Repeat the entries that follow verbatim, without any of their pictures.

--- BEGIN Records shown ---

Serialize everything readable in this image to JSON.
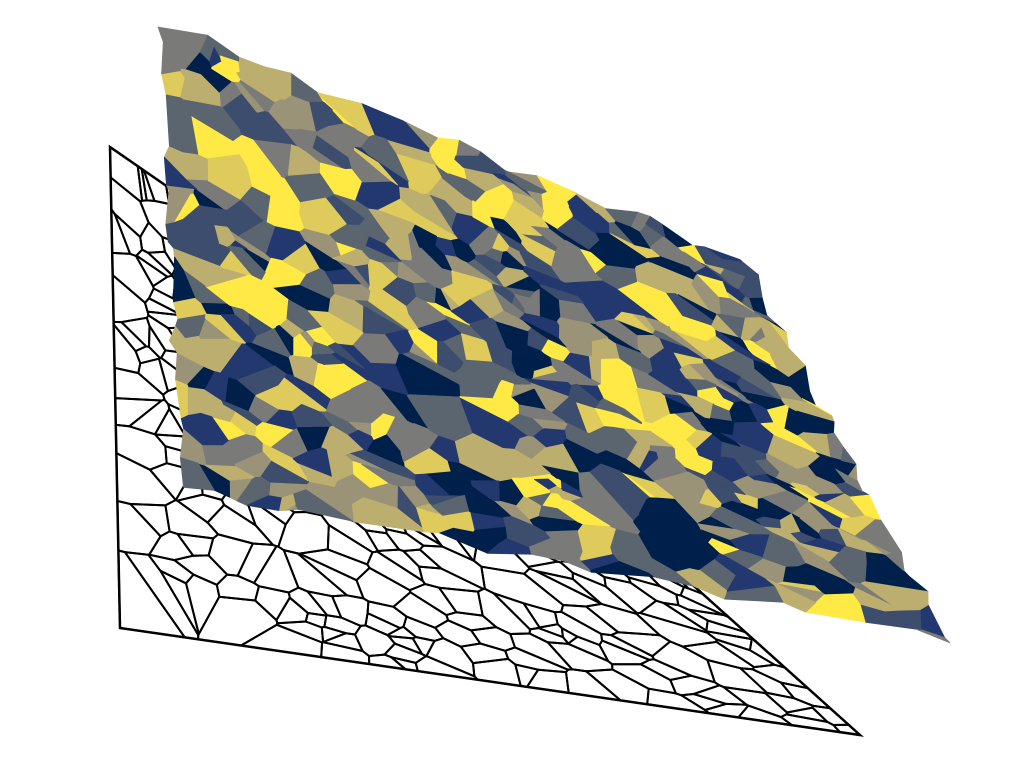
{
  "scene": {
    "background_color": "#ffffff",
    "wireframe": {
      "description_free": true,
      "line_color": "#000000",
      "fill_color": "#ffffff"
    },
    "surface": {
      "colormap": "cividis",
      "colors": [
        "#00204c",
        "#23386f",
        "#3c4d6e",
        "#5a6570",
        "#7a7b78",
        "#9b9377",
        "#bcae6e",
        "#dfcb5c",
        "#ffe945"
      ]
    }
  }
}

--- END Records shown ---

Exercise solution:
Serialize everything readable in this image to JSON.
{
  "scene": {
    "background_color": "#ffffff",
    "wireframe": {
      "description_free": true,
      "line_color": "#000000",
      "fill_color": "#ffffff"
    },
    "surface": {
      "colormap": "cividis",
      "colors": [
        "#00204c",
        "#23386f",
        "#3c4d6e",
        "#5a6570",
        "#7a7b78",
        "#9b9377",
        "#bcae6e",
        "#dfcb5c",
        "#ffe945"
      ]
    }
  }
}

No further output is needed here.